**SUPPLIED DATA**.
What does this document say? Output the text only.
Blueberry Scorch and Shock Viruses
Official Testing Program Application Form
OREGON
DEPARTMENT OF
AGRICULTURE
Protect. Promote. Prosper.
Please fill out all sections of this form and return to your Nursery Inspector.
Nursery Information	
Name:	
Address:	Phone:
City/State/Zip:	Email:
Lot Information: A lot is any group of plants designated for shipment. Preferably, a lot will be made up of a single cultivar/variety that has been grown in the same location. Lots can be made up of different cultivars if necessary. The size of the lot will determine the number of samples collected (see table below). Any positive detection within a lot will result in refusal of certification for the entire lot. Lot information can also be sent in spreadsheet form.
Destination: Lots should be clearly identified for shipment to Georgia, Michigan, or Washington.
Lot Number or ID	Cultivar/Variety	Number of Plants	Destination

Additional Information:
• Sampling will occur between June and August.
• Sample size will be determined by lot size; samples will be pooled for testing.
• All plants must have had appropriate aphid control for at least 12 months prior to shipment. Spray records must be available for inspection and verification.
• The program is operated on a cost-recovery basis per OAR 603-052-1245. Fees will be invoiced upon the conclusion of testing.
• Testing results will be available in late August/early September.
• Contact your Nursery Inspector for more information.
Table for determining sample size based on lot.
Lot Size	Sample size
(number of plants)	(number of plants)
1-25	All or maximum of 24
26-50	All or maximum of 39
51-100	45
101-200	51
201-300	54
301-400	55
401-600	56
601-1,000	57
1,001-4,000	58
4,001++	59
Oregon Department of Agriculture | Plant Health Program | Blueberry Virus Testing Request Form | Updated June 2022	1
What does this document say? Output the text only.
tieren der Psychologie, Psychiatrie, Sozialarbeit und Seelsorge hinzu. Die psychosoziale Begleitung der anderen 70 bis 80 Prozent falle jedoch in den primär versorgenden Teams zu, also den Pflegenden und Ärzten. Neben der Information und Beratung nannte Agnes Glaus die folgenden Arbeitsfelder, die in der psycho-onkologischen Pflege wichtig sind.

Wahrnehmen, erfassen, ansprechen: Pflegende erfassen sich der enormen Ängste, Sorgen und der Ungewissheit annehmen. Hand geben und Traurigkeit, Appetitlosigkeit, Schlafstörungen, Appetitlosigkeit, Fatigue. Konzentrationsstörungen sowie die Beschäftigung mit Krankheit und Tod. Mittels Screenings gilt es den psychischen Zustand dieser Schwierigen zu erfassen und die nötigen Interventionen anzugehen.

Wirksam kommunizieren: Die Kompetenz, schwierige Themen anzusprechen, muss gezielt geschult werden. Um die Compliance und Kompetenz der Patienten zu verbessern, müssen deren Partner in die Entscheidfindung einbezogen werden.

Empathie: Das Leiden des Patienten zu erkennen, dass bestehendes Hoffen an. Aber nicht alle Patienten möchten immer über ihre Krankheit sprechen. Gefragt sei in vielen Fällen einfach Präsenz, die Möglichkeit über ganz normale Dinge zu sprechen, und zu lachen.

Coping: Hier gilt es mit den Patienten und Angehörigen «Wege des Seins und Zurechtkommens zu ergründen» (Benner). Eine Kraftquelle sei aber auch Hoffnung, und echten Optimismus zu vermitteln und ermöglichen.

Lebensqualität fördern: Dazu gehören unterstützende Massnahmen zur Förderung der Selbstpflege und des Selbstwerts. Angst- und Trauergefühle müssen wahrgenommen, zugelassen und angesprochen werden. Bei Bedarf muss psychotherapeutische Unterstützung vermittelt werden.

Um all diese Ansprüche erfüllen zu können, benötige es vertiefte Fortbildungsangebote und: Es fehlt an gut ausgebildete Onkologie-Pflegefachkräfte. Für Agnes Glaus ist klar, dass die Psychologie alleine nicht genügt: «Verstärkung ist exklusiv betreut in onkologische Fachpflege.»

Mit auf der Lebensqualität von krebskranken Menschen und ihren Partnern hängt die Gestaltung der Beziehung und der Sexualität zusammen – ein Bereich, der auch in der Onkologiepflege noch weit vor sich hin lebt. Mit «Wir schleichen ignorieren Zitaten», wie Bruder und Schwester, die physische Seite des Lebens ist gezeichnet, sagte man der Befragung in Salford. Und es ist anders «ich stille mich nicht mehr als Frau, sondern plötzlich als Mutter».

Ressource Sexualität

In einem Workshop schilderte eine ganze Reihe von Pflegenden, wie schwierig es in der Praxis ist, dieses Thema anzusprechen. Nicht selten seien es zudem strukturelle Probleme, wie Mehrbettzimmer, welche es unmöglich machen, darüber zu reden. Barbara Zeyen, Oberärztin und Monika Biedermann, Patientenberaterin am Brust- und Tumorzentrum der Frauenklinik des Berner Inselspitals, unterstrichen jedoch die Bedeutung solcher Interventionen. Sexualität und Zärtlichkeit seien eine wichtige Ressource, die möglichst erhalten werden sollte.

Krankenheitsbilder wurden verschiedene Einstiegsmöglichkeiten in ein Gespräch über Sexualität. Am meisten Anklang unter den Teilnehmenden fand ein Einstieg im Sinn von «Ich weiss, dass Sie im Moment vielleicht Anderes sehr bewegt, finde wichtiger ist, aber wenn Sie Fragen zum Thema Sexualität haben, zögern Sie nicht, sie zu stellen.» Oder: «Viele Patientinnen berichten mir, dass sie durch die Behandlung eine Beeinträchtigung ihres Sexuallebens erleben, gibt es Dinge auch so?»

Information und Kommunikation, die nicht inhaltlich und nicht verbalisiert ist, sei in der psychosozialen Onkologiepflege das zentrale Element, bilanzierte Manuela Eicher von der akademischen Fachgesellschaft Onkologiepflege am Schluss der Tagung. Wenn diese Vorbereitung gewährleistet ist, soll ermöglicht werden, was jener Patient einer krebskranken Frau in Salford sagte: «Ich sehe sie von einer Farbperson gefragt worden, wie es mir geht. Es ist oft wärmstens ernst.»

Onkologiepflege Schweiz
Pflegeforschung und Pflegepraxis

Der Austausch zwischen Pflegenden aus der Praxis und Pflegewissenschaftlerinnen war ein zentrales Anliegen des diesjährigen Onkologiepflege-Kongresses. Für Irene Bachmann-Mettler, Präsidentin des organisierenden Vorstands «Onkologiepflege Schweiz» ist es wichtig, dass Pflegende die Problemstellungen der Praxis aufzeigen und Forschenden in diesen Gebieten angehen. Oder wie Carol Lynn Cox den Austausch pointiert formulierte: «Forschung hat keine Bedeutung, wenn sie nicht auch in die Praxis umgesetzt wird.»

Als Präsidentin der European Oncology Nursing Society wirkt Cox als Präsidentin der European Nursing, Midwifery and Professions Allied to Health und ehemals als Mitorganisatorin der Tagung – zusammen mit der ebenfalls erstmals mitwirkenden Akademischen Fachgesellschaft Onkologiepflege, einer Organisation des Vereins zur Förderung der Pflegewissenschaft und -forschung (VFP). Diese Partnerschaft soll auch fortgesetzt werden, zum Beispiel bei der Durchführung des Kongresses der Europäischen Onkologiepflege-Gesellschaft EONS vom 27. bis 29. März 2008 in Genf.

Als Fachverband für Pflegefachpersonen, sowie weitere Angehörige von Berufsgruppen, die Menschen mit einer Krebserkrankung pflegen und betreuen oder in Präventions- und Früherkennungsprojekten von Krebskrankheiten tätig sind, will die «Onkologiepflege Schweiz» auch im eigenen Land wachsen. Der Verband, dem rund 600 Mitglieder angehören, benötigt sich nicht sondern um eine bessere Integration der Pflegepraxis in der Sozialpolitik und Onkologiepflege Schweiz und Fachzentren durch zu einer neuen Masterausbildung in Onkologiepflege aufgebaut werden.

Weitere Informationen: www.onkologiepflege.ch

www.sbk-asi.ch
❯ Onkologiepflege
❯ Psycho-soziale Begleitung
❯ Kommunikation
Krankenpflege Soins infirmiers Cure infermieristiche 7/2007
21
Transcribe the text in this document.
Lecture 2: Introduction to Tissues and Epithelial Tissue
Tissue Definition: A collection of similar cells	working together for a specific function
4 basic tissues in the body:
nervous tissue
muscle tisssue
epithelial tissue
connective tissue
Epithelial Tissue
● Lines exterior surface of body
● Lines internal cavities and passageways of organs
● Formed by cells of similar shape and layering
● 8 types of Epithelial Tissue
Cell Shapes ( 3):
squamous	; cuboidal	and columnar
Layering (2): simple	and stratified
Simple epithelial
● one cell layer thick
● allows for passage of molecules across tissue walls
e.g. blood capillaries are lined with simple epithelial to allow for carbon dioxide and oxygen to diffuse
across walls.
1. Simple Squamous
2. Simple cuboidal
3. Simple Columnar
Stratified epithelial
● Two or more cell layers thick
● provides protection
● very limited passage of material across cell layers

**EXERCISE**. Every line above that includes the string "Agnes" should be counted, and the answer should be that number only.

**REPLY**. 2